-- DATA IN THIS EXERCISE start --

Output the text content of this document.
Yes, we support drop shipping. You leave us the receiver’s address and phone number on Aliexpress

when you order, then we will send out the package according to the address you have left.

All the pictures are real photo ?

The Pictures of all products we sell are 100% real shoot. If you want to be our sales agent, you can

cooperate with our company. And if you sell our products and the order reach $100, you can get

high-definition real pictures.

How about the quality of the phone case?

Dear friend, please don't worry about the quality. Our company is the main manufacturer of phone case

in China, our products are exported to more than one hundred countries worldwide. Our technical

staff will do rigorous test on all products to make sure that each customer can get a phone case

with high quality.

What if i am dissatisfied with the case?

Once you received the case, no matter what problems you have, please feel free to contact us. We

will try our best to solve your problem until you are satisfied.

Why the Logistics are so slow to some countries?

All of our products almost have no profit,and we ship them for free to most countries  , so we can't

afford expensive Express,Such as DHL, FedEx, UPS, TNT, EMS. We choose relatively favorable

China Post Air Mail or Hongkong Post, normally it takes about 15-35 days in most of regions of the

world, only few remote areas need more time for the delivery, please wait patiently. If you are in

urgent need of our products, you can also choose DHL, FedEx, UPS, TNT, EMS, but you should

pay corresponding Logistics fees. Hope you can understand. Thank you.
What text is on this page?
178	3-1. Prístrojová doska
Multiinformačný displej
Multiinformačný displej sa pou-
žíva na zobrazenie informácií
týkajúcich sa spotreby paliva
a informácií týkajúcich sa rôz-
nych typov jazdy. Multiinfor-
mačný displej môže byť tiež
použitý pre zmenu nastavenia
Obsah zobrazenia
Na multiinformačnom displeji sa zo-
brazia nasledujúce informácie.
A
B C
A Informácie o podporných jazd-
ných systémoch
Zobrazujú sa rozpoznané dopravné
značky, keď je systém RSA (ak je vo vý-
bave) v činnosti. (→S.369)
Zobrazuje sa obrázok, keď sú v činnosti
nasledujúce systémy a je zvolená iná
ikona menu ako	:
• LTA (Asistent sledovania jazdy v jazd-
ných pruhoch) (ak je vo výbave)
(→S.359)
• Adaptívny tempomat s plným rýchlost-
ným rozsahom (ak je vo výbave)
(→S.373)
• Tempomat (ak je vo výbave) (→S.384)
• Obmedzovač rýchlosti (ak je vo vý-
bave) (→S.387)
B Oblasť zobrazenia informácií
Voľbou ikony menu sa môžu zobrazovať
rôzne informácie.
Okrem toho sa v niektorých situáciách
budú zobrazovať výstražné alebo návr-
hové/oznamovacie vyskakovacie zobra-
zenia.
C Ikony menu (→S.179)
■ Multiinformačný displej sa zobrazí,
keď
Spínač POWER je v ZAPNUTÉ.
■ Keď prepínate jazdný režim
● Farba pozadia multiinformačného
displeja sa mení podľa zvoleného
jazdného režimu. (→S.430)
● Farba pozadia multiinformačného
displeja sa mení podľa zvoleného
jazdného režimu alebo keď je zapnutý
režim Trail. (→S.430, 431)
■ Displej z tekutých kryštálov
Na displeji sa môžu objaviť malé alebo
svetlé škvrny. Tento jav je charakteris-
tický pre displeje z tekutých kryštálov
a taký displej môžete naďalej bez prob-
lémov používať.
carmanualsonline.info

-- DATA IN THIS EXERCISE end --

[WHAT IS EXPECTED]
From the entries above, pull out each line that includes "high".

[THE RESULT]
high-definition real pictures.
with high quality.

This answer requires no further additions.